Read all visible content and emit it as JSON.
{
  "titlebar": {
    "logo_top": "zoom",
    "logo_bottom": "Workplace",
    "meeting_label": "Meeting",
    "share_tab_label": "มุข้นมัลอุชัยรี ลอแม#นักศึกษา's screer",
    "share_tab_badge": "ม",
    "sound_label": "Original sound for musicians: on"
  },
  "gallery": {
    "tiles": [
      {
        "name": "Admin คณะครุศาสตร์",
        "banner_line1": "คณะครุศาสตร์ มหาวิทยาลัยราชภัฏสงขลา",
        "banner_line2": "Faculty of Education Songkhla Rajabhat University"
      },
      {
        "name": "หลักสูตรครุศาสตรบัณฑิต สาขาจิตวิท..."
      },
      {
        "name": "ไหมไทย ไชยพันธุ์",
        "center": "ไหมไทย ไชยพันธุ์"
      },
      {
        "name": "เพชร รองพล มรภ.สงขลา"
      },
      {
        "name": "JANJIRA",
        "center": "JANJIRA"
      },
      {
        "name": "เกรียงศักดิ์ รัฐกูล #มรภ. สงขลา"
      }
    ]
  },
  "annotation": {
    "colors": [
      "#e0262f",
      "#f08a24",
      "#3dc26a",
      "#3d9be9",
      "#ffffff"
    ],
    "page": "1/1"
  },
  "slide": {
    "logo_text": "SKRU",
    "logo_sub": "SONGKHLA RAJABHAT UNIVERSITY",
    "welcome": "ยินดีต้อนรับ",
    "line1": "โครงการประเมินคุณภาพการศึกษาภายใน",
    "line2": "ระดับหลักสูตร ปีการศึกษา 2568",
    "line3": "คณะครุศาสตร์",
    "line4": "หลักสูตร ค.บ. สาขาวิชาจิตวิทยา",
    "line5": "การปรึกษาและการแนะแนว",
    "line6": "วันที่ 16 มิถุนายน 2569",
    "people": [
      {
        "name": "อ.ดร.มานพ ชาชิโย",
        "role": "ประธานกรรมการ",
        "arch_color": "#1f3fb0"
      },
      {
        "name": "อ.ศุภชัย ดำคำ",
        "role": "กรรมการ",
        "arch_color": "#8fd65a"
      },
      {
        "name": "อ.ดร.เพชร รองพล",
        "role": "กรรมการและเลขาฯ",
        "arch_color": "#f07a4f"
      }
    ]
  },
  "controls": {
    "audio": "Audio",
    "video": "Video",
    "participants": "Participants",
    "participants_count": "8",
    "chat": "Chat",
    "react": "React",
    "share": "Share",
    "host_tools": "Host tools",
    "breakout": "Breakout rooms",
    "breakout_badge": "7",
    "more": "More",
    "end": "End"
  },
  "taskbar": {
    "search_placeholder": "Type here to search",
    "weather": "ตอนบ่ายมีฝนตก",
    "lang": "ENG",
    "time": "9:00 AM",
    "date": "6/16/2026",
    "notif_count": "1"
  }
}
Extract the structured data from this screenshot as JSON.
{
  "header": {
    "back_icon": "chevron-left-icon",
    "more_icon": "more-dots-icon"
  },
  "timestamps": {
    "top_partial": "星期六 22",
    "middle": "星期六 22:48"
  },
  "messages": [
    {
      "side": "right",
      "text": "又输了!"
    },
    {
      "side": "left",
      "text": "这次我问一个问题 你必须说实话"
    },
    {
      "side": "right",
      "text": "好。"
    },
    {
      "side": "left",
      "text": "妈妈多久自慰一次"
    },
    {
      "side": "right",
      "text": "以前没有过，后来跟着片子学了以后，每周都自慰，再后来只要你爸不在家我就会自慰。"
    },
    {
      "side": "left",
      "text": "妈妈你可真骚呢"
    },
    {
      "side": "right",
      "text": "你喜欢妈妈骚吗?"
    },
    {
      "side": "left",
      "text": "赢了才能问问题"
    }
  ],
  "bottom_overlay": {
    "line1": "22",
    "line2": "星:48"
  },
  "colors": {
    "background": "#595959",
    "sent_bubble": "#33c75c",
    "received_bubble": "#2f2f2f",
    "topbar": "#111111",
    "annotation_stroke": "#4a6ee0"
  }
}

┄┄┄┄┄┄┄┄┄┄

Exercise directions:
Output each record exactly, leaving nothing out.

Solution to this exercise:
Read all visible content and emit it as JSON.
{
  "titlebar": {
    "logo_top": "zoom",
    "logo_bottom": "Workplace",
    "meeting_label": "Meeting",
    "share_tab_label": "มุข้นมัลอุชัยรี ลอแม#นักศึกษา's screer",
    "share_tab_badge": "ม",
    "sound_label": "Original sound for musicians: on"
  },
  "gallery": {
    "tiles": [
      {
        "name": "Admin คณะครุศาสตร์",
        "banner_line1": "คณะครุศาสตร์ มหาวิทยาลัยราชภัฏสงขลา",
        "banner_line2": "Faculty of Education Songkhla Rajabhat University"
      },
      {
        "name": "หลักสูตรครุศาสตรบัณฑิต สาขาจิตวิท..."
      },
      {
        "name": "ไหมไทย ไชยพันธุ์",
        "center": "ไหมไทย ไชยพันธุ์"
      },
      {
        "name": "เพชร รองพล มรภ.สงขลา"
      },
      {
        "name": "JANJIRA",
        "center": "JANJIRA"
      },
      {
        "name": "เกรียงศักดิ์ รัฐกูล #มรภ. สงขลา"
      }
    ]
  },
  "annotation": {
    "colors": [
      "#e0262f",
      "#f08a24",
      "#3dc26a",
      "#3d9be9",
      "#ffffff"
    ],
    "page": "1/1"
  },
  "slide": {
    "logo_text": "SKRU",
    "logo_sub": "SONGKHLA RAJABHAT UNIVERSITY",
    "welcome": "ยินดีต้อนรับ",
    "line1": "โครงการประเมินคุณภาพการศึกษาภายใน",
    "line2": "ระดับหลักสูตร ปีการศึกษา 2568",
    "line3": "คณะครุศาสตร์",
    "line4": "หลักสูตร ค.บ. สาขาวิชาจิตวิทยา",
    "line5": "การปรึกษาและการแนะแนว",
    "line6": "วันที่ 16 มิถุนายน 2569",
    "people": [
      {
        "name": "อ.ดร.มานพ ชาชิโย",
        "role": "ประธานกรรมการ",
        "arch_color": "#1f3fb0"
      },
      {
        "name": "อ.ศุภชัย ดำคำ",
        "role": "กรรมการ",
        "arch_color": "#8fd65a"
      },
      {
        "name": "อ.ดร.เพชร รองพล",
        "role": "กรรมการและเลขาฯ",
        "arch_color": "#f07a4f"
      }
    ]
  },
  "controls": {
    "audio": "Audio",
    "video": "Video",
    "participants": "Participants",
    "participants_count": "8",
    "chat": "Chat",
    "react": "React",
    "share": "Share",
    "host_tools": "Host tools",
    "breakout": "Breakout rooms",
    "breakout_badge": "7",
    "more": "More",
    "end": "End"
  },
  "taskbar": {
    "search_placeholder": "Type here to search",
    "weather": "ตอนบ่ายมีฝนตก",
    "lang": "ENG",
    "time": "9:00 AM",
    "date": "6/16/2026",
    "notif_count": "1"
  }
}
Extract the structured data from this screenshot as JSON.
{
  "header": {
    "back_icon": "chevron-left-icon",
    "more_icon": "more-dots-icon"
  },
  "timestamps": {
    "top_partial": "星期六 22",
    "middle": "星期六 22:48"
  },
  "messages": [
    {
      "side": "right",
      "text": "又输了!"
    },
    {
      "side": "left",
      "text": "这次我问一个问题 你必须说实话"
    },
    {
      "side": "right",
      "text": "好。"
    },
    {
      "side": "left",
      "text": "妈妈多久自慰一次"
    },
    {
      "side": "right",
      "text": "以前没有过，后来跟着片子学了以后，每周都自慰，再后来只要你爸不在家我就会自慰。"
    },
    {
      "side": "left",
      "text": "妈妈你可真骚呢"
    },
    {
      "side": "right",
      "text": "你喜欢妈妈骚吗?"
    },
    {
      "side": "left",
      "text": "赢了才能问问题"
    }
  ],
  "bottom_overlay": {
    "line1": "22",
    "line2": "星:48"
  },
  "colors": {
    "background": "#595959",
    "sent_bubble": "#33c75c",
    "received_bubble": "#2f2f2f",
    "topbar": "#111111",
    "annotation_stroke": "#4a6ee0"
  }
}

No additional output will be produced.